start The input
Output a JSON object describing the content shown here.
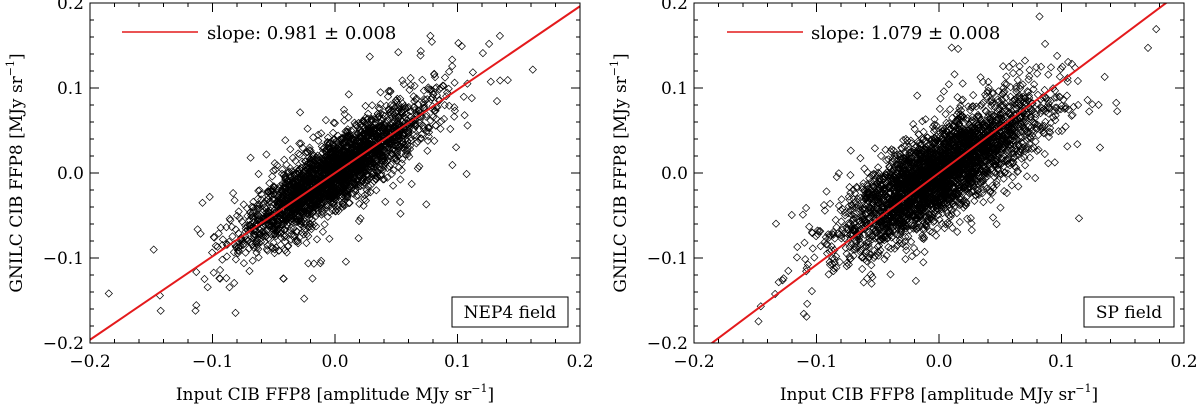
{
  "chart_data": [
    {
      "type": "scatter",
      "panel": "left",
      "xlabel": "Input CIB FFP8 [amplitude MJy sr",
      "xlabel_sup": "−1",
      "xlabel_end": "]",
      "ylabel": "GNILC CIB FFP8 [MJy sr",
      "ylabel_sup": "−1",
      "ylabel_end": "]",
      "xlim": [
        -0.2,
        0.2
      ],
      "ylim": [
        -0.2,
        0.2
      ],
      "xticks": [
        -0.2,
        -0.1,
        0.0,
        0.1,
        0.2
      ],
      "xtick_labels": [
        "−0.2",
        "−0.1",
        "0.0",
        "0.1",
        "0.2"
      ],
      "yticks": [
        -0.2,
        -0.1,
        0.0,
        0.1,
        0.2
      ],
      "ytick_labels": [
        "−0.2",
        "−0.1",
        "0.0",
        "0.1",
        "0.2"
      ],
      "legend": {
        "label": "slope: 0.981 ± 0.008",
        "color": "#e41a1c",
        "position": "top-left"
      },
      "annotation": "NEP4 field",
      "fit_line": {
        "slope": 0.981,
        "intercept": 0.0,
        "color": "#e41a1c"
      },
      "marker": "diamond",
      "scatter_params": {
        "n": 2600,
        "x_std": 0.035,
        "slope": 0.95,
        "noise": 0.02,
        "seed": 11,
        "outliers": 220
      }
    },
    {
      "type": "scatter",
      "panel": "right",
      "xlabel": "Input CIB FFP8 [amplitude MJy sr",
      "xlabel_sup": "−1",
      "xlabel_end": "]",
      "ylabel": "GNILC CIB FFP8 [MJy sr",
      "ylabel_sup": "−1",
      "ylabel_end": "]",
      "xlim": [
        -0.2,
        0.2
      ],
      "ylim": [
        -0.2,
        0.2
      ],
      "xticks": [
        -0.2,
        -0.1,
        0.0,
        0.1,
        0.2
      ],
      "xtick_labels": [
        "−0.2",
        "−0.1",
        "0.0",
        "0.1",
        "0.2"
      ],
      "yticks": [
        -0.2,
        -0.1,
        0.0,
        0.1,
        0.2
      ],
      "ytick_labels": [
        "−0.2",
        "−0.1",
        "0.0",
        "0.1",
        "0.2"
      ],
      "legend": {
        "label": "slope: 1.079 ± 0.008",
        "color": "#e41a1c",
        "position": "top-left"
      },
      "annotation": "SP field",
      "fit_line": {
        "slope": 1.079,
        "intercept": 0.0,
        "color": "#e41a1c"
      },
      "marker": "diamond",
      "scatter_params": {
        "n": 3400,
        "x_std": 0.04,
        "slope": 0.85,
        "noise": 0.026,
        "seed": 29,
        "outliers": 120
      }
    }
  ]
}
end The input
start The input
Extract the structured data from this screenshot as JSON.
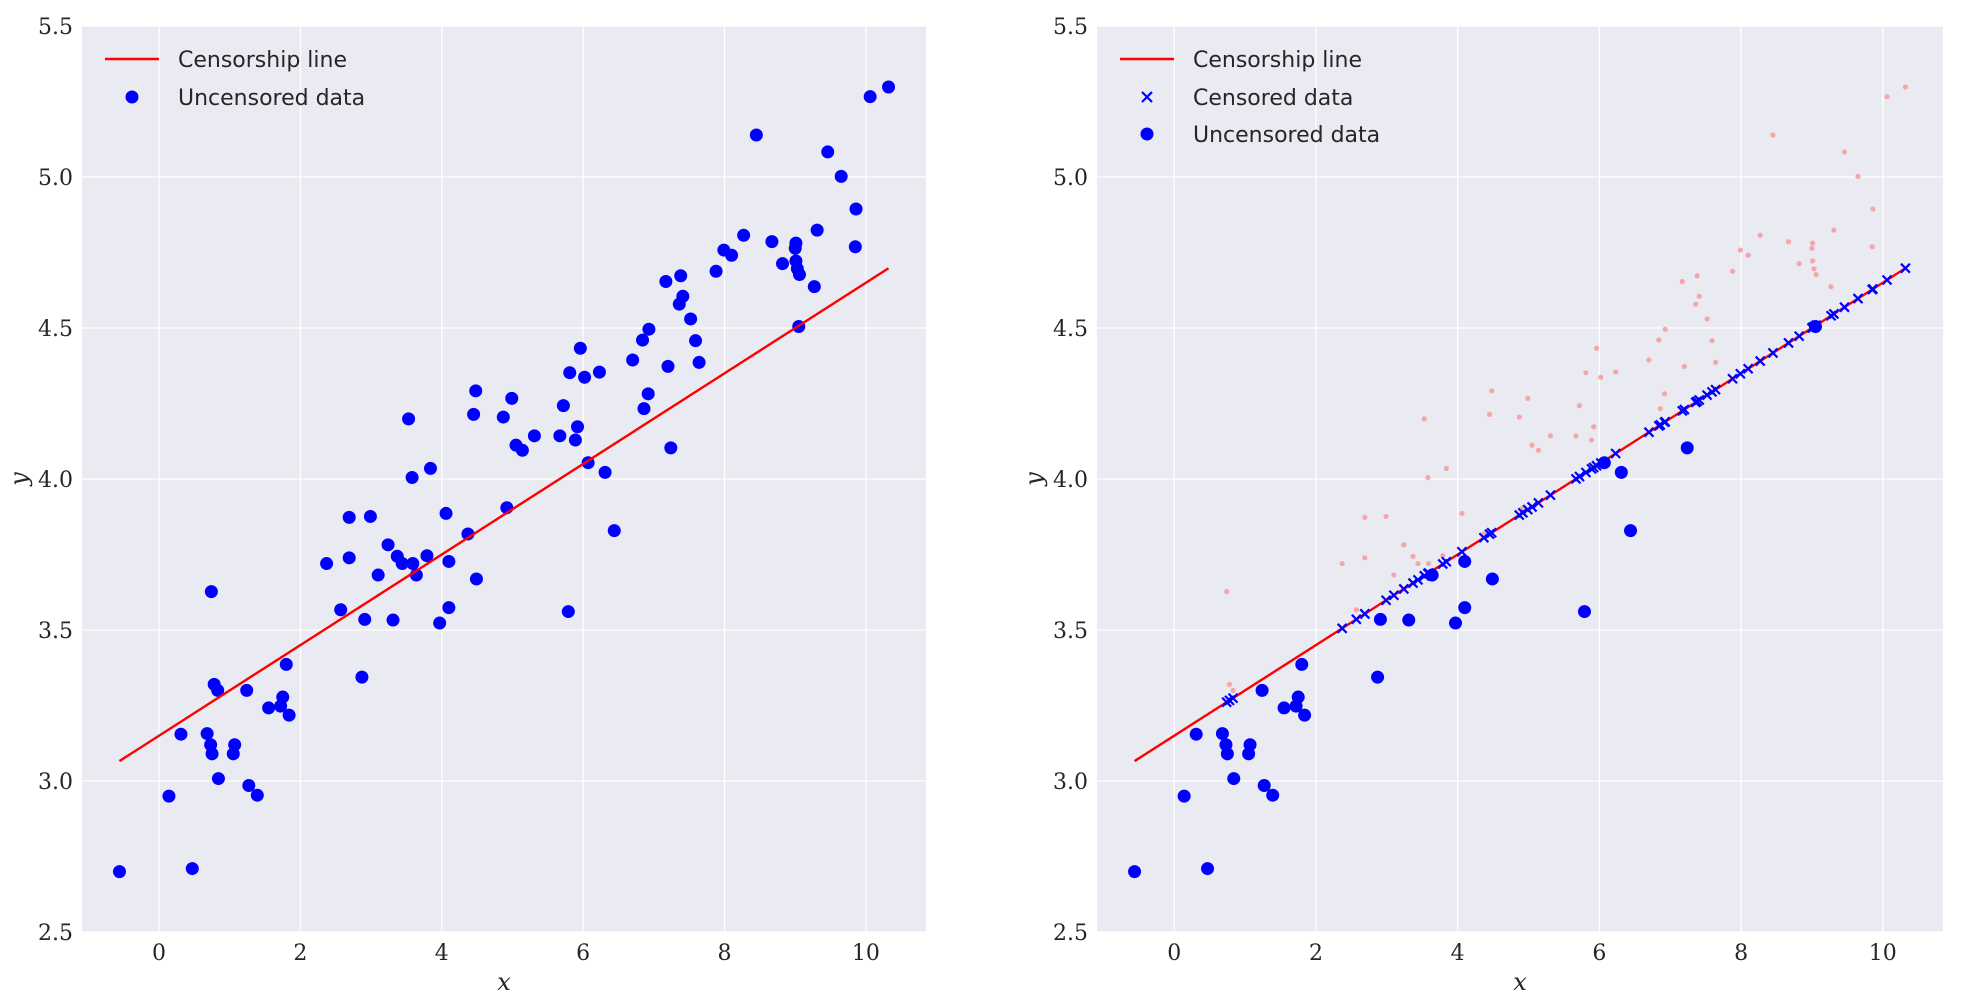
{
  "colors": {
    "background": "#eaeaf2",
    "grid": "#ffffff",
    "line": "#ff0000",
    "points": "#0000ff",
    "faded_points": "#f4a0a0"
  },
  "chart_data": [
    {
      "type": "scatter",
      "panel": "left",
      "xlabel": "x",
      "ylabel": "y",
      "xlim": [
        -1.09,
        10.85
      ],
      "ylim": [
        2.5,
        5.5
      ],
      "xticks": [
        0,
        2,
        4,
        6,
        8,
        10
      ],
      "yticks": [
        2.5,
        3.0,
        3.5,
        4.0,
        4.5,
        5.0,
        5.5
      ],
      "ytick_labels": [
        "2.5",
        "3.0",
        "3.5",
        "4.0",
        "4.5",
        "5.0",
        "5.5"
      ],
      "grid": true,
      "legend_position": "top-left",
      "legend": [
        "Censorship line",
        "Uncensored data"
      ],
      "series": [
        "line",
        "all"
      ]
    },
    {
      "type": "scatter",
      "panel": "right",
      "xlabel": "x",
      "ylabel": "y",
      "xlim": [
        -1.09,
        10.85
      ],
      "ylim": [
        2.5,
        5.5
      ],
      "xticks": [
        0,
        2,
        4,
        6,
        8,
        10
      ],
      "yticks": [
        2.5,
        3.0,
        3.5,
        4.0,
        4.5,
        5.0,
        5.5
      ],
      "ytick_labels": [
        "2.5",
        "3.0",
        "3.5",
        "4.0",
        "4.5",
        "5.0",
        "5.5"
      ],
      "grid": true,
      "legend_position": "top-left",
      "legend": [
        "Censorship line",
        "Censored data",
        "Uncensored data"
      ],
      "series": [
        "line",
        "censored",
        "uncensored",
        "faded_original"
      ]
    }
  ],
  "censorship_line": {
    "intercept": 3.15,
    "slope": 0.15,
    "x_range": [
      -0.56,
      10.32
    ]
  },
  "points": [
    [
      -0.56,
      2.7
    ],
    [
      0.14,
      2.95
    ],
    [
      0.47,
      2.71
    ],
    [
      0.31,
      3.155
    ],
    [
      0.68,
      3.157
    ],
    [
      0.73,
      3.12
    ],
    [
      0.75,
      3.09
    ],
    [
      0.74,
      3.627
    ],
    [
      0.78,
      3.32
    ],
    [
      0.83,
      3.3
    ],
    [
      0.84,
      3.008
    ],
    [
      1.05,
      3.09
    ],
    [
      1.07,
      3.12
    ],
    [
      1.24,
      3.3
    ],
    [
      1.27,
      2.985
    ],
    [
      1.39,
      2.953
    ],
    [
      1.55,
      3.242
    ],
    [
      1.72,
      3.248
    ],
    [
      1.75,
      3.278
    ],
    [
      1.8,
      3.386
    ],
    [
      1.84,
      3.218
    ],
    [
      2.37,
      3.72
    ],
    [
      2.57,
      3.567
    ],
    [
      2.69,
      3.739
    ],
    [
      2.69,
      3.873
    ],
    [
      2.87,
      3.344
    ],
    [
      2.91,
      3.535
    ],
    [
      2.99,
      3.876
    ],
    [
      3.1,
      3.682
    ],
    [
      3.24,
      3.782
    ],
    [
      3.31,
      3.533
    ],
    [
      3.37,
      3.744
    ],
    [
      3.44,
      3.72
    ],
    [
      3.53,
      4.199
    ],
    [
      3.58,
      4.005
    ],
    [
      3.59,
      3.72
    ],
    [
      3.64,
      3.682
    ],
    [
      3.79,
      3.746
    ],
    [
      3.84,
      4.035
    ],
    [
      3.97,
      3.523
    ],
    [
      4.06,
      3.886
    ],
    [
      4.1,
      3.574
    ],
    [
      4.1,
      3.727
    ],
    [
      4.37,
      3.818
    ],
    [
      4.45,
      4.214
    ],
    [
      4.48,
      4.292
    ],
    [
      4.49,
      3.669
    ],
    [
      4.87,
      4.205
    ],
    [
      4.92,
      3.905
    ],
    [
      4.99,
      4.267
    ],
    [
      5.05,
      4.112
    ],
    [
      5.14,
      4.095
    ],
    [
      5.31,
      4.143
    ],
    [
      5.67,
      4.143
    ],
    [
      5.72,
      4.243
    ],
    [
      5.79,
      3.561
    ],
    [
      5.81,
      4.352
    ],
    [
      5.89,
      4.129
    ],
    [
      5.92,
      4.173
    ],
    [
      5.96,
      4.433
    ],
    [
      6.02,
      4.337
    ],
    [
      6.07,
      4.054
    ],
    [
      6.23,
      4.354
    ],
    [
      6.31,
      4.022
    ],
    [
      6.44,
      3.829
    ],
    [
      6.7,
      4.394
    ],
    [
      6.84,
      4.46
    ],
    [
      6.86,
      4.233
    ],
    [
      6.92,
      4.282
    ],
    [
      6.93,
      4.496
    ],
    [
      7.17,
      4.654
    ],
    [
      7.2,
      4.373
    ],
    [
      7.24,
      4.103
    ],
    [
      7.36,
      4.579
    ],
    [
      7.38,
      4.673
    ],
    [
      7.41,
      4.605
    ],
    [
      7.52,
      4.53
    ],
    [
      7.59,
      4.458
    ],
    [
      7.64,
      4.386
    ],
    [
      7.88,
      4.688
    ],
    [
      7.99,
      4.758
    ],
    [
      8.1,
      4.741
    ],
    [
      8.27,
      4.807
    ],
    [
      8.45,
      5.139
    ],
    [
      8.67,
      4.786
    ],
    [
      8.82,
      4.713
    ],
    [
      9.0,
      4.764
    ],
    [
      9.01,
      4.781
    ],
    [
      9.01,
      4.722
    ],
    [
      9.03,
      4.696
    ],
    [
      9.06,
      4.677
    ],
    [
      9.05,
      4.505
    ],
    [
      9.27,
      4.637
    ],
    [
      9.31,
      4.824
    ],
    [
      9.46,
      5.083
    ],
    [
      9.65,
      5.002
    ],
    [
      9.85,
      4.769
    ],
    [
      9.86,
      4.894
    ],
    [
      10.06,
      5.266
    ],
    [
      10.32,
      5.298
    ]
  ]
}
end The input
All lines holding the word "slope" should be picked out and copied.

        "label": "slope: 0.981 ± 0.008",
        "slope": 0.981,
        "slope": 0.95,
        "label": "slope: 1.079 ± 0.008",
        "slope": 1.079,
        "slope": 0.85,
    "slope": 0.15,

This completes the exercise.